▸ **Problem description**:
Copy every record below, exactly as written.

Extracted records
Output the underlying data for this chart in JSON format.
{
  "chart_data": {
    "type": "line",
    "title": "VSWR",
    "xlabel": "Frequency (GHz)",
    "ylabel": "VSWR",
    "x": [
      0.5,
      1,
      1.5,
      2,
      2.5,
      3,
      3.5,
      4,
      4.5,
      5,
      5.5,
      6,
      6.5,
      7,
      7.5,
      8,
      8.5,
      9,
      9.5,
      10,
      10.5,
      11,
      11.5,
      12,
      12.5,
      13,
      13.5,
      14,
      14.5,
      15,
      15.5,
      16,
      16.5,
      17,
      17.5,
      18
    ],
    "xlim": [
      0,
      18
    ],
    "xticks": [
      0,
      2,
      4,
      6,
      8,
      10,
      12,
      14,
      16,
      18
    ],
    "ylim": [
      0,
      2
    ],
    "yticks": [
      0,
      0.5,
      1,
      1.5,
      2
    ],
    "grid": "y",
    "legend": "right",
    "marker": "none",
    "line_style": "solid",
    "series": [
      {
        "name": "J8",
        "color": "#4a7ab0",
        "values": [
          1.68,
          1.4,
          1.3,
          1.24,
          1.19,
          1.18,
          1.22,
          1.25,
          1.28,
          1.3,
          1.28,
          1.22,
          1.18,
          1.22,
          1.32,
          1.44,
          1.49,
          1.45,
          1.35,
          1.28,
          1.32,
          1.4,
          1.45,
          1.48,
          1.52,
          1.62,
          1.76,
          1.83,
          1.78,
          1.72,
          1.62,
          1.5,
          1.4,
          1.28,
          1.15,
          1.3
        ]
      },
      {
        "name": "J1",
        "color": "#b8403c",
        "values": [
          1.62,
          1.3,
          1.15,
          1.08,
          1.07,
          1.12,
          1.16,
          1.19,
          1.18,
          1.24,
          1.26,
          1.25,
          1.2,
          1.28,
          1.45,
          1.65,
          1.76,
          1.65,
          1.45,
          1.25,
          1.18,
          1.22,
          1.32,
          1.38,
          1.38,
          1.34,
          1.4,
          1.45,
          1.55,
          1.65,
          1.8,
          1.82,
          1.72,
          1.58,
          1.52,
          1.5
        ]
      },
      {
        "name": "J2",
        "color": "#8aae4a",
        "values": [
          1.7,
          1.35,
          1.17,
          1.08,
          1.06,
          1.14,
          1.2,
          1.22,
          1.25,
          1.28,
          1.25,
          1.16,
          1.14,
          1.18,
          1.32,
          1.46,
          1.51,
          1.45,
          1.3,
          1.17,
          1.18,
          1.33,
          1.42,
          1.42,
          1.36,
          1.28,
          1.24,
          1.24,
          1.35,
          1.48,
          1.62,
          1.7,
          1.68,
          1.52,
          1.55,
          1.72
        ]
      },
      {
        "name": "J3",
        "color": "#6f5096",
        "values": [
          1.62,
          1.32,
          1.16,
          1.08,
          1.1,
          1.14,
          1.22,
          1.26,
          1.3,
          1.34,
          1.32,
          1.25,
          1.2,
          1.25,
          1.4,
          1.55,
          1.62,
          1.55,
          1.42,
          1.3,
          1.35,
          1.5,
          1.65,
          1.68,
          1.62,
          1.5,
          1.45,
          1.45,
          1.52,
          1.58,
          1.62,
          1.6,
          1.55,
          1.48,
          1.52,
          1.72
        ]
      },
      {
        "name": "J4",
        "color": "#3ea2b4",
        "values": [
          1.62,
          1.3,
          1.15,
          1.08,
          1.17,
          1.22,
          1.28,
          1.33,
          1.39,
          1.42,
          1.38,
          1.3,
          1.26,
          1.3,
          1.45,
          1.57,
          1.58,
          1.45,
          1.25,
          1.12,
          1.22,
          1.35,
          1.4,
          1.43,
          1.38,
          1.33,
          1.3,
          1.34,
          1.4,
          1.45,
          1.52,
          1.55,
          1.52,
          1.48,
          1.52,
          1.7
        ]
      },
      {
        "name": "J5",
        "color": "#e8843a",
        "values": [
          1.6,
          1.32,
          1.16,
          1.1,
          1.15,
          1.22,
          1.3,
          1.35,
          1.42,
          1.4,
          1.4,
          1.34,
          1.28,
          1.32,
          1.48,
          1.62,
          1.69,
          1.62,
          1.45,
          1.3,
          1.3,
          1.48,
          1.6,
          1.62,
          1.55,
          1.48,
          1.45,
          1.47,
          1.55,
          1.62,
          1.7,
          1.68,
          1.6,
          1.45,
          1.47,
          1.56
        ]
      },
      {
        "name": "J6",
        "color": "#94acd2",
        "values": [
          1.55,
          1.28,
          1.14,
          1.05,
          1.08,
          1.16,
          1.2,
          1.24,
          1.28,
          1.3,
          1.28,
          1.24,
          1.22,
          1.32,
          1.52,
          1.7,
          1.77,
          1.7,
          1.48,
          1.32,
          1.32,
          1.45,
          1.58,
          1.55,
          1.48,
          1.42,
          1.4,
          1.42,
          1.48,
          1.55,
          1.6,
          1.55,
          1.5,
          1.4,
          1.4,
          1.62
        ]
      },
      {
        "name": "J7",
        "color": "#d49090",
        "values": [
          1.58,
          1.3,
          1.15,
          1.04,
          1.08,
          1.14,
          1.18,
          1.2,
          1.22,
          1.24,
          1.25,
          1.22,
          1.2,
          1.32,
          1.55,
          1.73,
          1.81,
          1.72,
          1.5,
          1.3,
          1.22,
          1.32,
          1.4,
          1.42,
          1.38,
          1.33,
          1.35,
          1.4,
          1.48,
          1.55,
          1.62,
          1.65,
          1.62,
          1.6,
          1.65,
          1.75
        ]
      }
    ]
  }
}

▸ **Result of this exercise**:
Output the underlying data for this chart in JSON format.
{
  "chart_data": {
    "type": "line",
    "title": "VSWR",
    "xlabel": "Frequency (GHz)",
    "ylabel": "VSWR",
    "x": [
      0.5,
      1,
      1.5,
      2,
      2.5,
      3,
      3.5,
      4,
      4.5,
      5,
      5.5,
      6,
      6.5,
      7,
      7.5,
      8,
      8.5,
      9,
      9.5,
      10,
      10.5,
      11,
      11.5,
      12,
      12.5,
      13,
      13.5,
      14,
      14.5,
      15,
      15.5,
      16,
      16.5,
      17,
      17.5,
      18
    ],
    "xlim": [
      0,
      18
    ],
    "xticks": [
      0,
      2,
      4,
      6,
      8,
      10,
      12,
      14,
      16,
      18
    ],
    "ylim": [
      0,
      2
    ],
    "yticks": [
      0,
      0.5,
      1,
      1.5,
      2
    ],
    "grid": "y",
    "legend": "right",
    "marker": "none",
    "line_style": "solid",
    "series": [
      {
        "name": "J8",
        "color": "#4a7ab0",
        "values": [
          1.68,
          1.4,
          1.3,
          1.24,
          1.19,
          1.18,
          1.22,
          1.25,
          1.28,
          1.3,
          1.28,
          1.22,
          1.18,
          1.22,
          1.32,
          1.44,
          1.49,
          1.45,
          1.35,
          1.28,
          1.32,
          1.4,
          1.45,
          1.48,
          1.52,
          1.62,
          1.76,
          1.83,
          1.78,
          1.72,
          1.62,
          1.5,
          1.4,
          1.28,
          1.15,
          1.3
        ]
      },
      {
        "name": "J1",
        "color": "#b8403c",
        "values": [
          1.62,
          1.3,
          1.15,
          1.08,
          1.07,
          1.12,
          1.16,
          1.19,
          1.18,
          1.24,
          1.26,
          1.25,
          1.2,
          1.28,
          1.45,
          1.65,
          1.76,
          1.65,
          1.45,
          1.25,
          1.18,
          1.22,
          1.32,
          1.38,
          1.38,
          1.34,
          1.4,
          1.45,
          1.55,
          1.65,
          1.8,
          1.82,
          1.72,
          1.58,
          1.52,
          1.5
        ]
      },
      {
        "name": "J2",
        "color": "#8aae4a",
        "values": [
          1.7,
          1.35,
          1.17,
          1.08,
          1.06,
          1.14,
          1.2,
          1.22,
          1.25,
          1.28,
          1.25,
          1.16,
          1.14,
          1.18,
          1.32,
          1.46,
          1.51,
          1.45,
          1.3,
          1.17,
          1.18,
          1.33,
          1.42,
          1.42,
          1.36,
          1.28,
          1.24,
          1.24,
          1.35,
          1.48,
          1.62,
          1.7,
          1.68,
          1.52,
          1.55,
          1.72
        ]
      },
      {
        "name": "J3",
        "color": "#6f5096",
        "values": [
          1.62,
          1.32,
          1.16,
          1.08,
          1.1,
          1.14,
          1.22,
          1.26,
          1.3,
          1.34,
          1.32,
          1.25,
          1.2,
          1.25,
          1.4,
          1.55,
          1.62,
          1.55,
          1.42,
          1.3,
          1.35,
          1.5,
          1.65,
          1.68,
          1.62,
          1.5,
          1.45,
          1.45,
          1.52,
          1.58,
          1.62,
          1.6,
          1.55,
          1.48,
          1.52,
          1.72
        ]
      },
      {
        "name": "J4",
        "color": "#3ea2b4",
        "values": [
          1.62,
          1.3,
          1.15,
          1.08,
          1.17,
          1.22,
          1.28,
          1.33,
          1.39,
          1.42,
          1.38,
          1.3,
          1.26,
          1.3,
          1.45,
          1.57,
          1.58,
          1.45,
          1.25,
          1.12,
          1.22,
          1.35,
          1.4,
          1.43,
          1.38,
          1.33,
          1.3,
          1.34,
          1.4,
          1.45,
          1.52,
          1.55,
          1.52,
          1.48,
          1.52,
          1.7
        ]
      },
      {
        "name": "J5",
        "color": "#e8843a",
        "values": [
          1.6,
          1.32,
          1.16,
          1.1,
          1.15,
          1.22,
          1.3,
          1.35,
          1.42,
          1.4,
          1.4,
          1.34,
          1.28,
          1.32,
          1.48,
          1.62,
          1.69,
          1.62,
          1.45,
          1.3,
          1.3,
          1.48,
          1.6,
          1.62,
          1.55,
          1.48,
          1.45,
          1.47,
          1.55,
          1.62,
          1.7,
          1.68,
          1.6,
          1.45,
          1.47,
          1.56
        ]
      },
      {
        "name": "J6",
        "color": "#94acd2",
        "values": [
          1.55,
          1.28,
          1.14,
          1.05,
          1.08,
          1.16,
          1.2,
          1.24,
          1.28,
          1.3,
          1.28,
          1.24,
          1.22,
          1.32,
          1.52,
          1.7,
          1.77,
          1.7,
          1.48,
          1.32,
          1.32,
          1.45,
          1.58,
          1.55,
          1.48,
          1.42,
          1.4,
          1.42,
          1.48,
          1.55,
          1.6,
          1.55,
          1.5,
          1.4,
          1.4,
          1.62
        ]
      },
      {
        "name": "J7",
        "color": "#d49090",
        "values": [
          1.58,
          1.3,
          1.15,
          1.04,
          1.08,
          1.14,
          1.18,
          1.2,
          1.22,
          1.24,
          1.25,
          1.22,
          1.2,
          1.32,
          1.55,
          1.73,
          1.81,
          1.72,
          1.5,
          1.3,
          1.22,
          1.32,
          1.4,
          1.42,
          1.38,
          1.33,
          1.35,
          1.4,
          1.48,
          1.55,
          1.62,
          1.65,
          1.62,
          1.6,
          1.65,
          1.75
        ]
      }
    ]
  }
}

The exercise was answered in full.